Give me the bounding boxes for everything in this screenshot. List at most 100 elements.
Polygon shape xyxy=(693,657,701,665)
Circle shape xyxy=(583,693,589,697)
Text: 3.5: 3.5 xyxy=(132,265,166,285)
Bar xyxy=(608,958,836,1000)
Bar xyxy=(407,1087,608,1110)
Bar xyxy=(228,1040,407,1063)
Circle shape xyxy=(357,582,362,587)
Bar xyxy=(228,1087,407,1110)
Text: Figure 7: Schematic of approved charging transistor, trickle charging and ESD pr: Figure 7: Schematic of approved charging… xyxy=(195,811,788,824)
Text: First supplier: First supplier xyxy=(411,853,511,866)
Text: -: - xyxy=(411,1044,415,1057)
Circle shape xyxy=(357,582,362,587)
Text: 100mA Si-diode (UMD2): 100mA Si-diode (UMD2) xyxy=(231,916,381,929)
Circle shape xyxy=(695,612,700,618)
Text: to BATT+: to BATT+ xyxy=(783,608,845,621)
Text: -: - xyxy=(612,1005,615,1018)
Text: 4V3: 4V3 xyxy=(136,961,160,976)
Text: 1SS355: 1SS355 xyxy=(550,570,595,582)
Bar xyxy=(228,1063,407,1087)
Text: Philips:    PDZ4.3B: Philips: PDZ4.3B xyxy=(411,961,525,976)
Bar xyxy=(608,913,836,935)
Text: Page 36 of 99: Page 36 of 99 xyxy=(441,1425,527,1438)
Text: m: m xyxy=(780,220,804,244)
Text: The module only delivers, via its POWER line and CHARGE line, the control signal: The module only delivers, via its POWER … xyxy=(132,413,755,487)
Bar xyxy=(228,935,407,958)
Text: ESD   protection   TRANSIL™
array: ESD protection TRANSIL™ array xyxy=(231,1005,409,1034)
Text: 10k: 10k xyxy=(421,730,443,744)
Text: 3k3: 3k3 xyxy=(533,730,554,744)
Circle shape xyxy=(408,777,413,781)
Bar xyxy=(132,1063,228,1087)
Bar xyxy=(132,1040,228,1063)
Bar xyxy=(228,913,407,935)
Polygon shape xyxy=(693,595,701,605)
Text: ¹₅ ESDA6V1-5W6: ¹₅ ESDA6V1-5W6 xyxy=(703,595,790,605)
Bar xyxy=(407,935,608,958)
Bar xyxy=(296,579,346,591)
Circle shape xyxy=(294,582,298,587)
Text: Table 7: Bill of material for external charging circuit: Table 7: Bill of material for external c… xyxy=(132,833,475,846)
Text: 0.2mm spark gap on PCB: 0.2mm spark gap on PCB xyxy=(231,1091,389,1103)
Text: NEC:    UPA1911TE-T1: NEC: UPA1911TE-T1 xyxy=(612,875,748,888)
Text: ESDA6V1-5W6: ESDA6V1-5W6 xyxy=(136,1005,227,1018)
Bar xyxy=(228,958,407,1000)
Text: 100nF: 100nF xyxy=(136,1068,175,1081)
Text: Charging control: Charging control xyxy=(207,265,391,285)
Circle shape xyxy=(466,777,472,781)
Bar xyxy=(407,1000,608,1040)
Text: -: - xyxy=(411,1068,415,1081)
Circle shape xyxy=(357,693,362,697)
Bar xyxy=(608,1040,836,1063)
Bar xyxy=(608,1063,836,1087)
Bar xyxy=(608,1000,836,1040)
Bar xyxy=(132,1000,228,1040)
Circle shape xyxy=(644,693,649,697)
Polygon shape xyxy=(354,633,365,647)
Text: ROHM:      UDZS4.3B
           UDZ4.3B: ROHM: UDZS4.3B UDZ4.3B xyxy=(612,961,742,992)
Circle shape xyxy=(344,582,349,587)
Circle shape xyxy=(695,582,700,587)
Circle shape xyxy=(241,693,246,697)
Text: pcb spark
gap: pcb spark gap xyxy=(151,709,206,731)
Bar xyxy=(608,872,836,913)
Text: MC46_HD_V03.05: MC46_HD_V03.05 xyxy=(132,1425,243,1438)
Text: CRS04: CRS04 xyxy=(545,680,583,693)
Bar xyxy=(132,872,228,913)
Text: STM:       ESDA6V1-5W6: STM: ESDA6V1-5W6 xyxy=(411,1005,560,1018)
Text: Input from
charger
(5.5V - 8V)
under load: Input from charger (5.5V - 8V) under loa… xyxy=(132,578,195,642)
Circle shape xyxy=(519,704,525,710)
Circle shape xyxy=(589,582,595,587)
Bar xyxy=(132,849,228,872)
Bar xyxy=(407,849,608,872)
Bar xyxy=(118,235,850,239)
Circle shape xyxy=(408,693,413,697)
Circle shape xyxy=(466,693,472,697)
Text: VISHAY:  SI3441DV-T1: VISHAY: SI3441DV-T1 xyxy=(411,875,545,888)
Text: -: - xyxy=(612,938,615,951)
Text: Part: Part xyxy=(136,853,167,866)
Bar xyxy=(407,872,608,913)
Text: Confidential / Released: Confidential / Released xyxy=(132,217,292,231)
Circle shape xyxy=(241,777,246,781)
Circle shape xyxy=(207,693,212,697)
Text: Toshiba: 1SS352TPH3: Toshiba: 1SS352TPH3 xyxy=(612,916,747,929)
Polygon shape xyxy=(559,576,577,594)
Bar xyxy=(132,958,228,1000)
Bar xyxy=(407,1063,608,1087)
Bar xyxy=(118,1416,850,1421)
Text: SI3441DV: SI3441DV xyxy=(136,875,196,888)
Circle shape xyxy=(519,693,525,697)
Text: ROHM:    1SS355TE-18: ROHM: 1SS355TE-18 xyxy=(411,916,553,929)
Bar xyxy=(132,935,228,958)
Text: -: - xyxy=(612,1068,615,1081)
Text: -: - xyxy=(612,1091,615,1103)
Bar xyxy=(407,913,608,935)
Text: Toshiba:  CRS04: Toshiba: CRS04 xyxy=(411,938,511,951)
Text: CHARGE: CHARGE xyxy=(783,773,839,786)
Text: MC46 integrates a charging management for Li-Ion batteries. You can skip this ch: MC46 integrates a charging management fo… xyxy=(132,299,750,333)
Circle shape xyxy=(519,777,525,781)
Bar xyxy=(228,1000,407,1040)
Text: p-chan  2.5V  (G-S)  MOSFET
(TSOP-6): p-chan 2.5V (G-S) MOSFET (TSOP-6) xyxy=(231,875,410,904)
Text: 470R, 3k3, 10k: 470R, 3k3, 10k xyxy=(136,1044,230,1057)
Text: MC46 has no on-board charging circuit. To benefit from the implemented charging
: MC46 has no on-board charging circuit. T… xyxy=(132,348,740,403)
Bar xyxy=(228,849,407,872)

▬▬▬▬▬▬

> WHAT IS NEEDED
Reproduce every line of the listing above without changing a single character.

> WRITTEN SOLUTION
Give me the bounding boxes for everything in this screenshot. List at most 100 elements.
Polygon shape xyxy=(693,657,701,665)
Circle shape xyxy=(583,693,589,697)
Text: 3.5: 3.5 xyxy=(132,265,166,285)
Bar xyxy=(608,958,836,1000)
Bar xyxy=(407,1087,608,1110)
Bar xyxy=(228,1040,407,1063)
Circle shape xyxy=(357,582,362,587)
Bar xyxy=(228,1087,407,1110)
Text: Figure 7: Schematic of approved charging transistor, trickle charging and ESD pr: Figure 7: Schematic of approved charging… xyxy=(195,811,788,824)
Text: First supplier: First supplier xyxy=(411,853,511,866)
Text: -: - xyxy=(411,1044,415,1057)
Circle shape xyxy=(357,582,362,587)
Text: 100mA Si-diode (UMD2): 100mA Si-diode (UMD2) xyxy=(231,916,381,929)
Circle shape xyxy=(695,612,700,618)
Text: to BATT+: to BATT+ xyxy=(783,608,845,621)
Text: -: - xyxy=(612,1005,615,1018)
Text: 4V3: 4V3 xyxy=(136,961,160,976)
Text: 1SS355: 1SS355 xyxy=(550,570,595,582)
Bar xyxy=(228,1063,407,1087)
Text: Philips:    PDZ4.3B: Philips: PDZ4.3B xyxy=(411,961,525,976)
Bar xyxy=(608,913,836,935)
Text: Page 36 of 99: Page 36 of 99 xyxy=(441,1425,527,1438)
Text: m: m xyxy=(780,220,804,244)
Text: The module only delivers, via its POWER line and CHARGE line, the control signal: The module only delivers, via its POWER … xyxy=(132,413,755,487)
Bar xyxy=(228,935,407,958)
Text: ESD   protection   TRANSIL™
array: ESD protection TRANSIL™ array xyxy=(231,1005,409,1034)
Text: 10k: 10k xyxy=(421,730,443,744)
Text: 3k3: 3k3 xyxy=(533,730,554,744)
Circle shape xyxy=(408,777,413,781)
Bar xyxy=(132,1063,228,1087)
Bar xyxy=(132,1040,228,1063)
Bar xyxy=(228,913,407,935)
Polygon shape xyxy=(693,595,701,605)
Text: ¹₅ ESDA6V1-5W6: ¹₅ ESDA6V1-5W6 xyxy=(703,595,790,605)
Bar xyxy=(407,935,608,958)
Bar xyxy=(296,579,346,591)
Circle shape xyxy=(294,582,298,587)
Text: Table 7: Bill of material for external charging circuit: Table 7: Bill of material for external c… xyxy=(132,833,475,846)
Text: 0.2mm spark gap on PCB: 0.2mm spark gap on PCB xyxy=(231,1091,389,1103)
Text: NEC:    UPA1911TE-T1: NEC: UPA1911TE-T1 xyxy=(612,875,748,888)
Text: ESDA6V1-5W6: ESDA6V1-5W6 xyxy=(136,1005,227,1018)
Bar xyxy=(228,958,407,1000)
Text: 100nF: 100nF xyxy=(136,1068,175,1081)
Text: Charging control: Charging control xyxy=(207,265,391,285)
Circle shape xyxy=(466,777,472,781)
Bar xyxy=(407,1000,608,1040)
Text: -: - xyxy=(411,1068,415,1081)
Circle shape xyxy=(357,693,362,697)
Bar xyxy=(608,1040,836,1063)
Bar xyxy=(608,1063,836,1087)
Bar xyxy=(608,1000,836,1040)
Bar xyxy=(132,1000,228,1040)
Circle shape xyxy=(644,693,649,697)
Polygon shape xyxy=(354,633,365,647)
Text: ROHM:      UDZS4.3B
           UDZ4.3B: ROHM: UDZS4.3B UDZ4.3B xyxy=(612,961,742,992)
Circle shape xyxy=(344,582,349,587)
Circle shape xyxy=(695,582,700,587)
Circle shape xyxy=(241,693,246,697)
Text: pcb spark
gap: pcb spark gap xyxy=(151,709,206,731)
Bar xyxy=(608,872,836,913)
Text: MC46_HD_V03.05: MC46_HD_V03.05 xyxy=(132,1425,243,1438)
Text: CRS04: CRS04 xyxy=(545,680,583,693)
Bar xyxy=(132,872,228,913)
Text: STM:       ESDA6V1-5W6: STM: ESDA6V1-5W6 xyxy=(411,1005,560,1018)
Text: Input from
charger
(5.5V - 8V)
under load: Input from charger (5.5V - 8V) under loa… xyxy=(132,578,195,642)
Circle shape xyxy=(519,704,525,710)
Circle shape xyxy=(589,582,595,587)
Bar xyxy=(132,849,228,872)
Bar xyxy=(407,849,608,872)
Bar xyxy=(118,235,850,239)
Circle shape xyxy=(408,693,413,697)
Circle shape xyxy=(466,693,472,697)
Text: VISHAY:  SI3441DV-T1: VISHAY: SI3441DV-T1 xyxy=(411,875,545,888)
Text: -: - xyxy=(612,938,615,951)
Text: Part: Part xyxy=(136,853,167,866)
Bar xyxy=(407,872,608,913)
Text: Confidential / Released: Confidential / Released xyxy=(132,217,292,231)
Circle shape xyxy=(241,777,246,781)
Circle shape xyxy=(207,693,212,697)
Text: Toshiba: 1SS352TPH3: Toshiba: 1SS352TPH3 xyxy=(612,916,747,929)
Polygon shape xyxy=(559,576,577,594)
Bar xyxy=(132,958,228,1000)
Bar xyxy=(407,1063,608,1087)
Bar xyxy=(118,1416,850,1421)
Text: SI3441DV: SI3441DV xyxy=(136,875,196,888)
Circle shape xyxy=(519,693,525,697)
Text: ROHM:    1SS355TE-18: ROHM: 1SS355TE-18 xyxy=(411,916,553,929)
Bar xyxy=(132,935,228,958)
Text: -: - xyxy=(612,1068,615,1081)
Text: -: - xyxy=(612,1091,615,1103)
Bar xyxy=(407,913,608,935)
Text: Toshiba:  CRS04: Toshiba: CRS04 xyxy=(411,938,511,951)
Text: CHARGE: CHARGE xyxy=(783,773,839,786)
Text: MC46 integrates a charging management for Li-Ion batteries. You can skip this ch: MC46 integrates a charging management fo… xyxy=(132,299,750,333)
Circle shape xyxy=(519,777,525,781)
Bar xyxy=(228,1000,407,1040)
Text: p-chan  2.5V  (G-S)  MOSFET
(TSOP-6): p-chan 2.5V (G-S) MOSFET (TSOP-6) xyxy=(231,875,410,904)
Text: 470R, 3k3, 10k: 470R, 3k3, 10k xyxy=(136,1044,230,1057)
Text: MC46 has no on-board charging circuit. To benefit from the implemented charging
: MC46 has no on-board charging circuit. T… xyxy=(132,348,740,403)
Bar xyxy=(228,849,407,872)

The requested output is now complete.